## BEGIN Information given

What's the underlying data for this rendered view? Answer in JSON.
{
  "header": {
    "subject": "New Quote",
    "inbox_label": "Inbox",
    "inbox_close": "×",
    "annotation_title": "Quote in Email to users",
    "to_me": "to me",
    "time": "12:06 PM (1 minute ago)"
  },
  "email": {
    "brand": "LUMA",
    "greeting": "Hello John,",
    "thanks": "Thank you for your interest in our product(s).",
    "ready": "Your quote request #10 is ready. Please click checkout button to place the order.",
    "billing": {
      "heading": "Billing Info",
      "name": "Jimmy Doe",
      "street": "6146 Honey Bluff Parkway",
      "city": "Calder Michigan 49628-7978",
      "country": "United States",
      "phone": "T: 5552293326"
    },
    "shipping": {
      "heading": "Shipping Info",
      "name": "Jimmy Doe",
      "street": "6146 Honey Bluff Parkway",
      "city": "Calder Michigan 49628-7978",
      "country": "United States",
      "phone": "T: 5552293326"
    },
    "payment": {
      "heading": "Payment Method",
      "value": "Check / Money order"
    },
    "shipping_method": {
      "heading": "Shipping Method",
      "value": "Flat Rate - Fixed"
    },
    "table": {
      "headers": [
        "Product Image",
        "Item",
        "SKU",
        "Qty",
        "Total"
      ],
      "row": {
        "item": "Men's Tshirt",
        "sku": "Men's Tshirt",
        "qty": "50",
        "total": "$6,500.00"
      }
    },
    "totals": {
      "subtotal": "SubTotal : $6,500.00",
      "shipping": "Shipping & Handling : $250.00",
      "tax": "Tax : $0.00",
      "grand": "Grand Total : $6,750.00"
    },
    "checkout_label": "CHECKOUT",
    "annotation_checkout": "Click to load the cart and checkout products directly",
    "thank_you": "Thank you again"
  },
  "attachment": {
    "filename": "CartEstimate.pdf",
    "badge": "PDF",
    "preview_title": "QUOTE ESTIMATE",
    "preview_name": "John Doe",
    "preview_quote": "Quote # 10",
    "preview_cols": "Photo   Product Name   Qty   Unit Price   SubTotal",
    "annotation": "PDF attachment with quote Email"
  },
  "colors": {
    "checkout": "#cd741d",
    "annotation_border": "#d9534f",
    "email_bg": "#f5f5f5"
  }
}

## END Information given

== To do ==
Your task is to reproduce all of the records exactly.

== The output ==
What's the underlying data for this rendered view? Answer in JSON.
{
  "header": {
    "subject": "New Quote",
    "inbox_label": "Inbox",
    "inbox_close": "×",
    "annotation_title": "Quote in Email to users",
    "to_me": "to me",
    "time": "12:06 PM (1 minute ago)"
  },
  "email": {
    "brand": "LUMA",
    "greeting": "Hello John,",
    "thanks": "Thank you for your interest in our product(s).",
    "ready": "Your quote request #10 is ready. Please click checkout button to place the order.",
    "billing": {
      "heading": "Billing Info",
      "name": "Jimmy Doe",
      "street": "6146 Honey Bluff Parkway",
      "city": "Calder Michigan 49628-7978",
      "country": "United States",
      "phone": "T: 5552293326"
    },
    "shipping": {
      "heading": "Shipping Info",
      "name": "Jimmy Doe",
      "street": "6146 Honey Bluff Parkway",
      "city": "Calder Michigan 49628-7978",
      "country": "United States",
      "phone": "T: 5552293326"
    },
    "payment": {
      "heading": "Payment Method",
      "value": "Check / Money order"
    },
    "shipping_method": {
      "heading": "Shipping Method",
      "value": "Flat Rate - Fixed"
    },
    "table": {
      "headers": [
        "Product Image",
        "Item",
        "SKU",
        "Qty",
        "Total"
      ],
      "row": {
        "item": "Men's Tshirt",
        "sku": "Men's Tshirt",
        "qty": "50",
        "total": "$6,500.00"
      }
    },
    "totals": {
      "subtotal": "SubTotal : $6,500.00",
      "shipping": "Shipping & Handling : $250.00",
      "tax": "Tax : $0.00",
      "grand": "Grand Total : $6,750.00"
    },
    "checkout_label": "CHECKOUT",
    "annotation_checkout": "Click to load the cart and checkout products directly",
    "thank_you": "Thank you again"
  },
  "attachment": {
    "filename": "CartEstimate.pdf",
    "badge": "PDF",
    "preview_title": "QUOTE ESTIMATE",
    "preview_name": "John Doe",
    "preview_quote": "Quote # 10",
    "preview_cols": "Photo   Product Name   Qty   Unit Price   SubTotal",
    "annotation": "PDF attachment with quote Email"
  },
  "colors": {
    "checkout": "#cd741d",
    "annotation_border": "#d9534f",
    "email_bg": "#f5f5f5"
  }
}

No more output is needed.